RECORDS FOR THE EXERCISE:
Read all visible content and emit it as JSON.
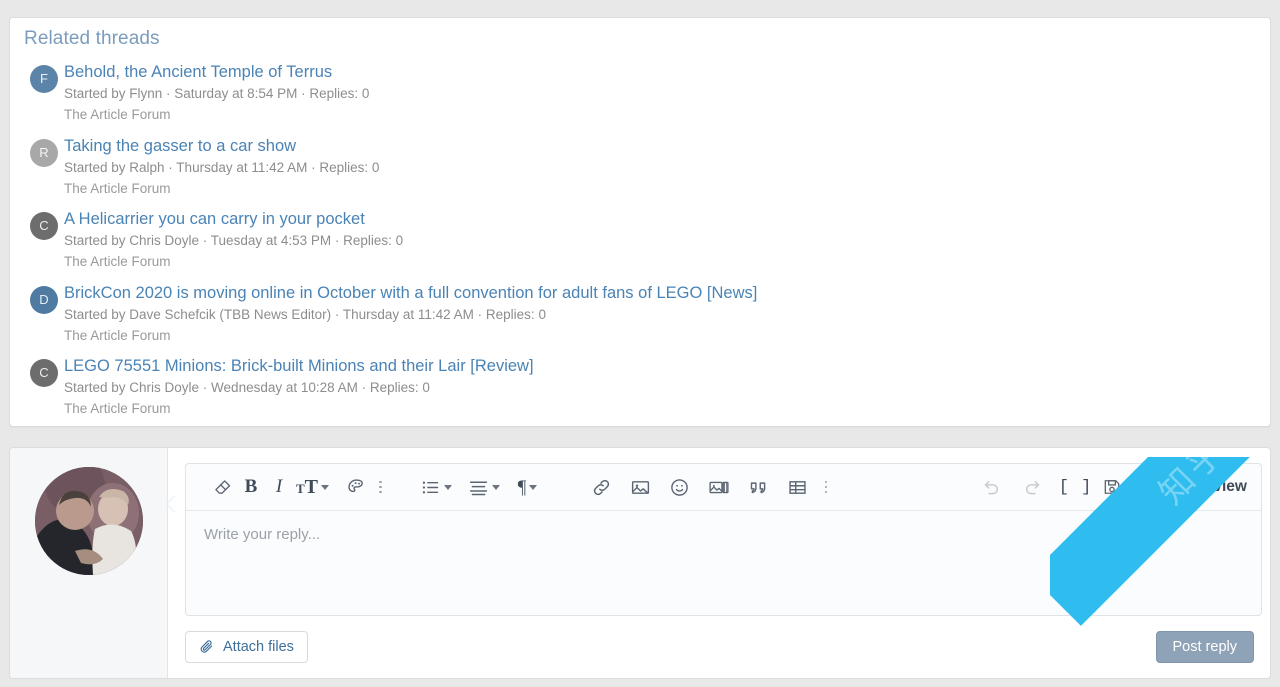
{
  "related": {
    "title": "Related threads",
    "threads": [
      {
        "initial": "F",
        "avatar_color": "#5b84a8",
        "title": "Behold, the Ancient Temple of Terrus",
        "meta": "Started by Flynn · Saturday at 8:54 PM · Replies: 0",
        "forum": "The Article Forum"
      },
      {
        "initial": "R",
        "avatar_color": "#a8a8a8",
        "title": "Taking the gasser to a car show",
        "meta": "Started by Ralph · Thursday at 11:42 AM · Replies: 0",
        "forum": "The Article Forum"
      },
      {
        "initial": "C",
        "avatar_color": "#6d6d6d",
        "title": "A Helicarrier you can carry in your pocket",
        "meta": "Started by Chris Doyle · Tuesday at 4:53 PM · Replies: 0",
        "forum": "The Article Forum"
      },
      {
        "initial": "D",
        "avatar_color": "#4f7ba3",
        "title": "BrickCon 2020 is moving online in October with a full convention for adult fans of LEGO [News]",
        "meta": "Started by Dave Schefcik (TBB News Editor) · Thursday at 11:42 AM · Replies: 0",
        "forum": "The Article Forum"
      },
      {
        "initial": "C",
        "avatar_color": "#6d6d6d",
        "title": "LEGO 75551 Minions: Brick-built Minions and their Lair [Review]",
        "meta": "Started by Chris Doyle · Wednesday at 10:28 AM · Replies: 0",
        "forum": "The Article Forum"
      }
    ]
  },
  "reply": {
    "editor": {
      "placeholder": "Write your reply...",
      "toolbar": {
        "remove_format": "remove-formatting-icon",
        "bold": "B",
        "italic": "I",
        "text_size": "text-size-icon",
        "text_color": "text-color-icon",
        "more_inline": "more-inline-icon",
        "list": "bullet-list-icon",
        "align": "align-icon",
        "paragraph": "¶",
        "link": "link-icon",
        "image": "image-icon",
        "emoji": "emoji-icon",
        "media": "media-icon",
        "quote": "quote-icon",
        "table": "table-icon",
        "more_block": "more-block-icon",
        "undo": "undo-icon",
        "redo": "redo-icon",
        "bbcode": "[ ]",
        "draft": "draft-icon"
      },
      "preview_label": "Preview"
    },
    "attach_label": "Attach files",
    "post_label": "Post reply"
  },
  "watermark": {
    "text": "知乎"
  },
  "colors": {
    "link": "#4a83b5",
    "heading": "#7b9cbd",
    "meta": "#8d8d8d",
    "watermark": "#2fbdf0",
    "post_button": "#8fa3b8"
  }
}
---
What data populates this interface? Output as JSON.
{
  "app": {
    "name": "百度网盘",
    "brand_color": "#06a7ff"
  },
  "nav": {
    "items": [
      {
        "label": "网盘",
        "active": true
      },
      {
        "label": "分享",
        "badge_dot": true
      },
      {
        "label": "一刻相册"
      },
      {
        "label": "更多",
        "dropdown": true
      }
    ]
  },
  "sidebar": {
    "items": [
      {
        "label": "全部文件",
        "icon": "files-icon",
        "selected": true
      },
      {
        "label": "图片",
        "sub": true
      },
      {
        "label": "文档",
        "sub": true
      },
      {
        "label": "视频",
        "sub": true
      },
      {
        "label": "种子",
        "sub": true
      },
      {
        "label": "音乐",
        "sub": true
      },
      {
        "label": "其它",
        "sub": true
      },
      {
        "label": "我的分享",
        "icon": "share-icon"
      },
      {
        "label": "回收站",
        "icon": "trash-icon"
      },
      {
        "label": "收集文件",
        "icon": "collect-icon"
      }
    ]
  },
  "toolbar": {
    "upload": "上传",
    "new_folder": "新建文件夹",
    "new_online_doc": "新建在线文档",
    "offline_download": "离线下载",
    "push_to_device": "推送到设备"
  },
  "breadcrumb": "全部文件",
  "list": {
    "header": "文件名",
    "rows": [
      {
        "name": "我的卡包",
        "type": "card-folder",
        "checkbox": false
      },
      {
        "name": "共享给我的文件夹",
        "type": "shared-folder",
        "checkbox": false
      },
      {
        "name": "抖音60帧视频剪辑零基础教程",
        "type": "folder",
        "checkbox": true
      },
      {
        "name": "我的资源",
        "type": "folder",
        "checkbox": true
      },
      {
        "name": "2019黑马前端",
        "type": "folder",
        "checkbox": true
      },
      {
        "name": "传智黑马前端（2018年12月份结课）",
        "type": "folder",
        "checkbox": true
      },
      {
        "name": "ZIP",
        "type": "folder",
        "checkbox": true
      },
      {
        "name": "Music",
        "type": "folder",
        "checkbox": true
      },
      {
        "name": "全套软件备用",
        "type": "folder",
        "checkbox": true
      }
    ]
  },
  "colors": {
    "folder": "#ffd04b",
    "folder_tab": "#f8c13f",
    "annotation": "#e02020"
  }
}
---
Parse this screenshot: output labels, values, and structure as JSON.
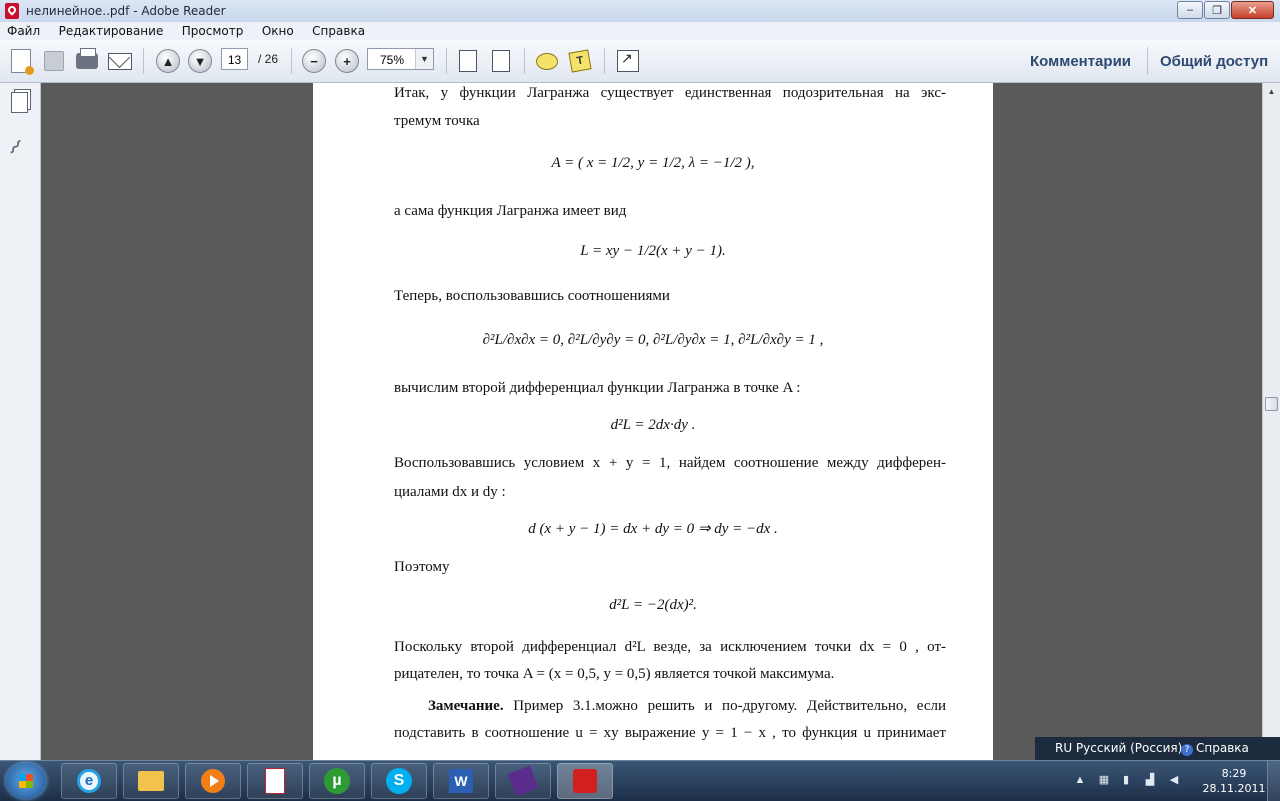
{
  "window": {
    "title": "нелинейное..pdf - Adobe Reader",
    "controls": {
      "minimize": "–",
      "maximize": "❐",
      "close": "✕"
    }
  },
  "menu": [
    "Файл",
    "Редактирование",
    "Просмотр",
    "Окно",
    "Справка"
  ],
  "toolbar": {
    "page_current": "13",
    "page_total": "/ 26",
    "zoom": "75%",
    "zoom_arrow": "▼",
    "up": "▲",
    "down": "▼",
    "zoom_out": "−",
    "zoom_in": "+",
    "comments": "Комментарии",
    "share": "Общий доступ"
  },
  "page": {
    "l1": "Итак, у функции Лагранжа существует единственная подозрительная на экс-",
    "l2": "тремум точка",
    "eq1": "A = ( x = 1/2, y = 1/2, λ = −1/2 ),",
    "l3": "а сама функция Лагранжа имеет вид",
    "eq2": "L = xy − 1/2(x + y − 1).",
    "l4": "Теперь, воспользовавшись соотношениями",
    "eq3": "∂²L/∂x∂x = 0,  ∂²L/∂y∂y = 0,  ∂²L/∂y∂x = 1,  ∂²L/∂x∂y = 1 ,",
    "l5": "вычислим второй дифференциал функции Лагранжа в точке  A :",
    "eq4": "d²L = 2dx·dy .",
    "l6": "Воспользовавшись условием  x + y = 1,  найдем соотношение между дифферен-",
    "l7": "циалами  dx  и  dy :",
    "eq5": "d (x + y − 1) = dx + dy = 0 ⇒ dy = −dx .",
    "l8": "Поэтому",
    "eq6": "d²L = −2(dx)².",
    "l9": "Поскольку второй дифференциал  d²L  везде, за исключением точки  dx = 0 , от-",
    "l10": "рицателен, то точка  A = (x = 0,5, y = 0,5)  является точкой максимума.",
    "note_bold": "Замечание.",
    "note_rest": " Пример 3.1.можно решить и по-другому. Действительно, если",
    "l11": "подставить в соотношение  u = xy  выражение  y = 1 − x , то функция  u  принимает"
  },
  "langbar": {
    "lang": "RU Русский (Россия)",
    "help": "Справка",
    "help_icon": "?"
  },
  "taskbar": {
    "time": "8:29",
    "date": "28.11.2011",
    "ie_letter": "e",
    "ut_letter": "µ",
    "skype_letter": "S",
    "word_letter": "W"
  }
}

EXERCISE PROMPT:
Which lines in the listing above hold the word "text"? Show each of them.

REPLY:
        "text_size": "text-size-icon",
        "text_color": "text-color-icon",
    "text": "知乎"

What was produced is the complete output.